= Written exercise =
Go through the material below and copy all lines with "ffffff".
■ ■ ■ ■
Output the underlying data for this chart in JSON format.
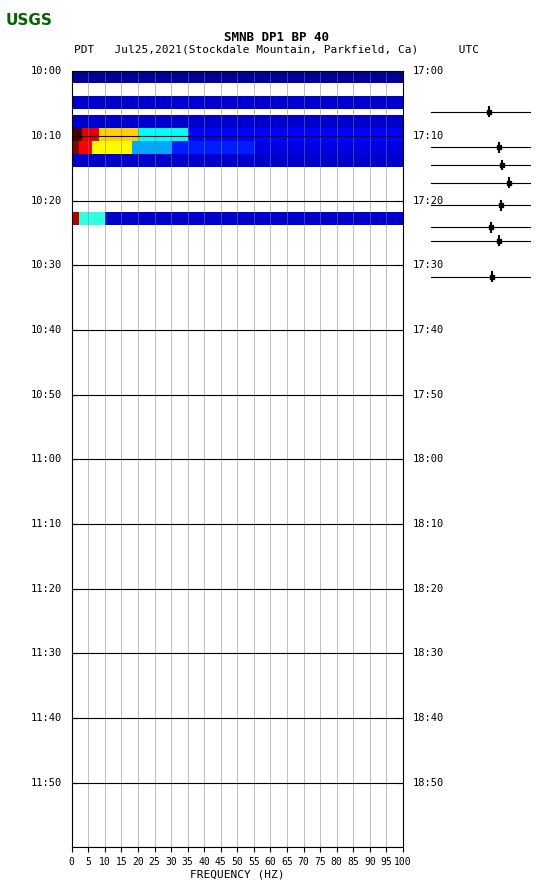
{
  "title_line1": "SMNB DP1 BP 40",
  "title_line2": "PDT   Jul25,2021(Stockdale Mountain, Parkfield, Ca)      UTC",
  "xlabel": "FREQUENCY (HZ)",
  "freq_ticks": [
    0,
    5,
    10,
    15,
    20,
    25,
    30,
    35,
    40,
    45,
    50,
    55,
    60,
    65,
    70,
    75,
    80,
    85,
    90,
    95,
    100
  ],
  "left_time_labels": [
    "10:00",
    "10:10",
    "10:20",
    "10:30",
    "10:40",
    "10:50",
    "11:00",
    "11:10",
    "11:20",
    "11:30",
    "11:40",
    "11:50"
  ],
  "right_time_labels": [
    "17:00",
    "17:10",
    "17:20",
    "17:30",
    "17:40",
    "17:50",
    "18:00",
    "18:10",
    "18:20",
    "18:30",
    "18:40",
    "18:50"
  ],
  "plot_bg": "#ffffff",
  "spectrogram_bg": "#ffffff",
  "blue_dark": "#00008B",
  "blue_medium": "#0000CD",
  "blue_light": "#0000FF",
  "cyan": "#00FFFF",
  "yellow": "#FFFF00",
  "red": "#FF0000",
  "dark_red": "#8B0000"
}
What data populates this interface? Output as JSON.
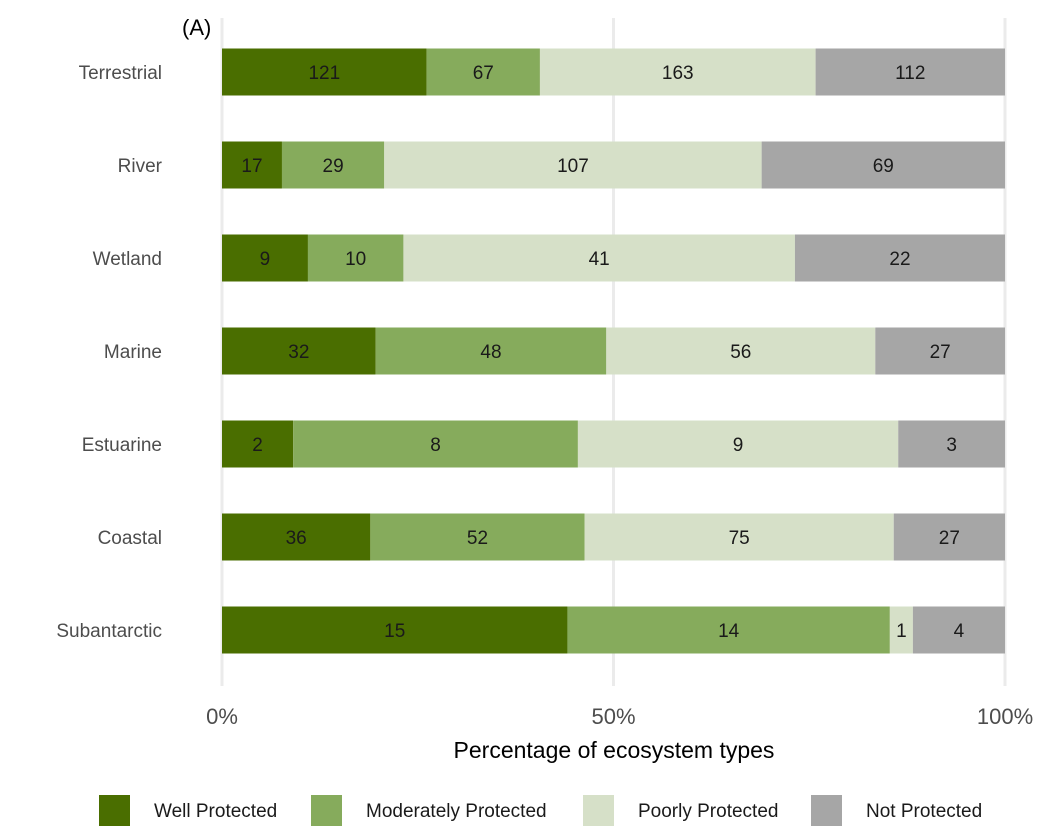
■ ■ ■ ■
= Result for this task =
  "plot_bg": "#ffffff",
  "spectrogram_bg": "#ffffff",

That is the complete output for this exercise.